>> START Exercise data

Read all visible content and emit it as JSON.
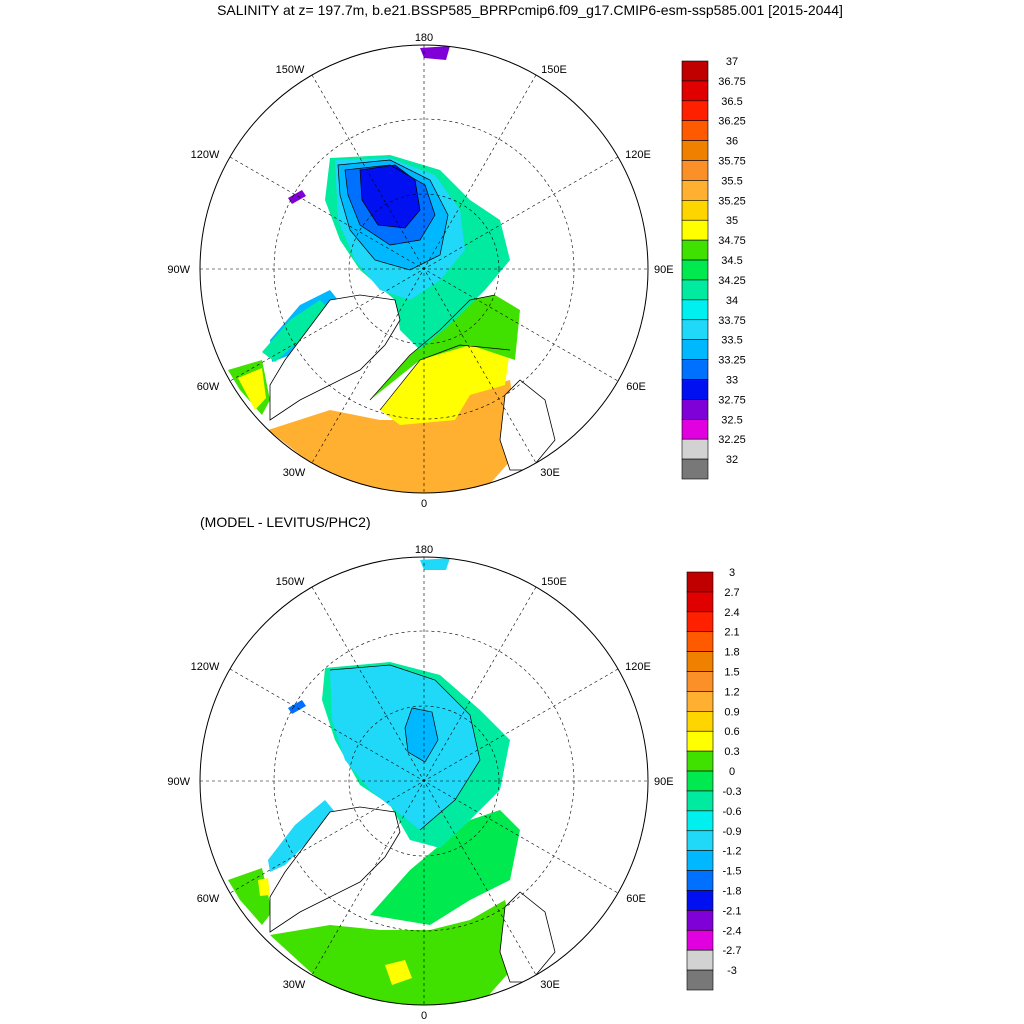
{
  "figure_title": "SALINITY at z= 197.7m, b.e21.BSSP585_BPRPcmip6.f09_g17.CMIP6-esm-ssp585.001 [2015-2044]",
  "difference_subtitle": "(MODEL - LEVITUS/PHC2)",
  "longitude_labels": {
    "top": "180",
    "bottom": "0",
    "upper_left": "150W",
    "upper_right": "150E",
    "mid_upper_left": "120W",
    "mid_upper_right": "120E",
    "left": "90W",
    "right": "90E",
    "lower_left": "60W",
    "lower_right": "60E",
    "bottom_left": "30W",
    "bottom_right": "30E"
  },
  "colorbars": {
    "salinity": {
      "labels": [
        "37",
        "36.75",
        "36.5",
        "36.25",
        "36",
        "35.75",
        "35.5",
        "35.25",
        "35",
        "34.75",
        "34.5",
        "34.25",
        "34",
        "33.75",
        "33.5",
        "33.25",
        "33",
        "32.75",
        "32.5",
        "32.25",
        "32"
      ],
      "colors": [
        "#c00000",
        "#e00000",
        "#ff2000",
        "#ff5a00",
        "#f08000",
        "#fc9028",
        "#ffb030",
        "#ffd500",
        "#ffff00",
        "#40e000",
        "#00ea50",
        "#00eaa0",
        "#00f0f0",
        "#20d8f8",
        "#00b8ff",
        "#0070ff",
        "#0010f0",
        "#8000d8",
        "#e000e0",
        "#d2d2d2",
        "#787878"
      ]
    },
    "difference": {
      "labels": [
        "3",
        "2.7",
        "2.4",
        "2.1",
        "1.8",
        "1.5",
        "1.2",
        "0.9",
        "0.6",
        "0.3",
        "0",
        "-0.3",
        "-0.6",
        "-0.9",
        "-1.2",
        "-1.5",
        "-1.8",
        "-2.1",
        "-2.4",
        "-2.7",
        "-3"
      ],
      "colors": [
        "#c00000",
        "#e00000",
        "#ff2000",
        "#ff5a00",
        "#f08000",
        "#fc9028",
        "#ffb030",
        "#ffd500",
        "#ffff00",
        "#40e000",
        "#00ea50",
        "#00eaa0",
        "#00f0f0",
        "#20d8f8",
        "#00b8ff",
        "#0070ff",
        "#0010f0",
        "#8000d8",
        "#e000e0",
        "#d2d2d2",
        "#787878"
      ]
    }
  }
}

>> END Exercise data

| Required task |
Repeat the entries exactly. Pictures are excluded from the copy.

| Written reply |
Read all visible content and emit it as JSON.
{
  "figure_title": "SALINITY at z= 197.7m, b.e21.BSSP585_BPRPcmip6.f09_g17.CMIP6-esm-ssp585.001 [2015-2044]",
  "difference_subtitle": "(MODEL - LEVITUS/PHC2)",
  "longitude_labels": {
    "top": "180",
    "bottom": "0",
    "upper_left": "150W",
    "upper_right": "150E",
    "mid_upper_left": "120W",
    "mid_upper_right": "120E",
    "left": "90W",
    "right": "90E",
    "lower_left": "60W",
    "lower_right": "60E",
    "bottom_left": "30W",
    "bottom_right": "30E"
  },
  "colorbars": {
    "salinity": {
      "labels": [
        "37",
        "36.75",
        "36.5",
        "36.25",
        "36",
        "35.75",
        "35.5",
        "35.25",
        "35",
        "34.75",
        "34.5",
        "34.25",
        "34",
        "33.75",
        "33.5",
        "33.25",
        "33",
        "32.75",
        "32.5",
        "32.25",
        "32"
      ],
      "colors": [
        "#c00000",
        "#e00000",
        "#ff2000",
        "#ff5a00",
        "#f08000",
        "#fc9028",
        "#ffb030",
        "#ffd500",
        "#ffff00",
        "#40e000",
        "#00ea50",
        "#00eaa0",
        "#00f0f0",
        "#20d8f8",
        "#00b8ff",
        "#0070ff",
        "#0010f0",
        "#8000d8",
        "#e000e0",
        "#d2d2d2",
        "#787878"
      ]
    },
    "difference": {
      "labels": [
        "3",
        "2.7",
        "2.4",
        "2.1",
        "1.8",
        "1.5",
        "1.2",
        "0.9",
        "0.6",
        "0.3",
        "0",
        "-0.3",
        "-0.6",
        "-0.9",
        "-1.2",
        "-1.5",
        "-1.8",
        "-2.1",
        "-2.4",
        "-2.7",
        "-3"
      ],
      "colors": [
        "#c00000",
        "#e00000",
        "#ff2000",
        "#ff5a00",
        "#f08000",
        "#fc9028",
        "#ffb030",
        "#ffd500",
        "#ffff00",
        "#40e000",
        "#00ea50",
        "#00eaa0",
        "#00f0f0",
        "#20d8f8",
        "#00b8ff",
        "#0070ff",
        "#0010f0",
        "#8000d8",
        "#e000e0",
        "#d2d2d2",
        "#787878"
      ]
    }
  }
}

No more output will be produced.